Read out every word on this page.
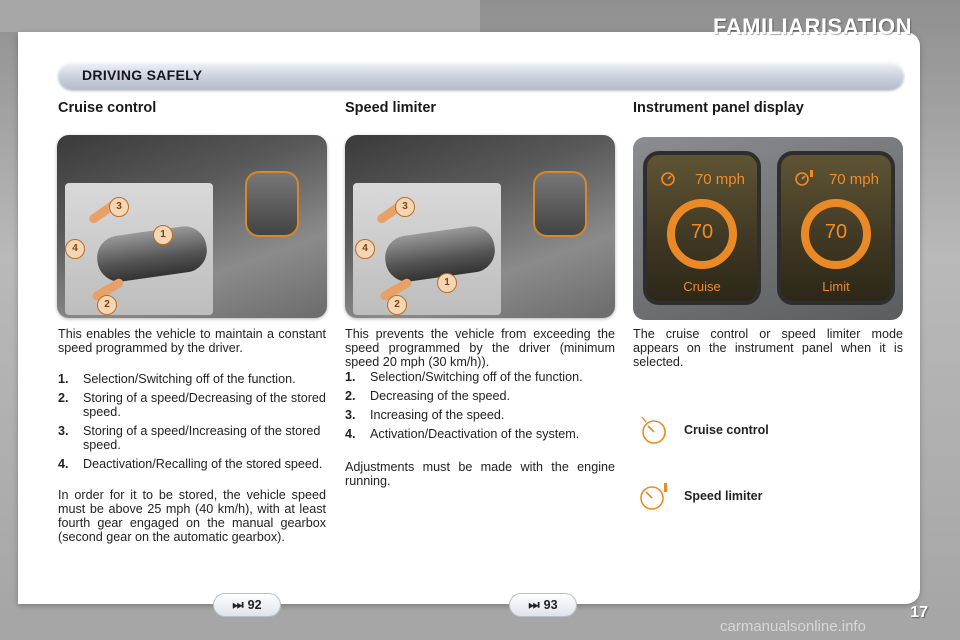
FAMILIARISATION
DRIVING SAFELY
Cruise control	Speed limiter	Instrument panel display
3
1
4
2
3
4
1
2
70 mph
70
Cruise
70 mph
70
Limit
This enables the vehicle to maintain a constant speed programmed by the driver.
1. Selection/Switching off of the function.
2. Storing of a speed/Decreasing of the stored speed.
3. Storing of a speed/Increasing of the stored speed.
4. Deactivation/Recalling of the stored speed.
In order for it to be stored, the vehicle speed must be above 25 mph (40 km/h), with at least fourth gear engaged on the manual gearbox (second gear on the automatic gearbox).
This prevents the vehicle from exceeding the speed programmed by the driver (minimum speed 20 mph (30 km/h)).
1. Selection/Switching off of the function.
2. Decreasing of the speed.
3. Increasing of the speed.
4. Activation/Deactivation of the system.
Adjustments must be made with the engine running.
The cruise control or speed limiter mode appears on the instrument panel when it is selected.
Cruise control
Speed limiter
⏭ 92	⏭ 93	17
carmanualsonline.info
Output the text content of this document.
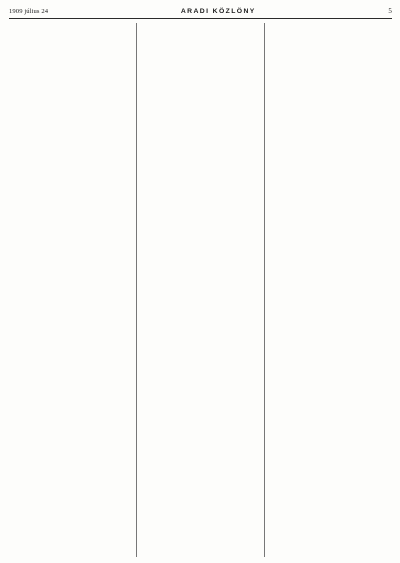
1909 július 24	ARADI KÖZLÖNY	5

- **EXERCISE PROMPT**
Where does the word "Deactivation" appear? Return each line that holds it.

- **ANSWER TO THIS TASK**
4. Deactivation/Recalling of the stored speed.
4. Activation/Deactivation of the system.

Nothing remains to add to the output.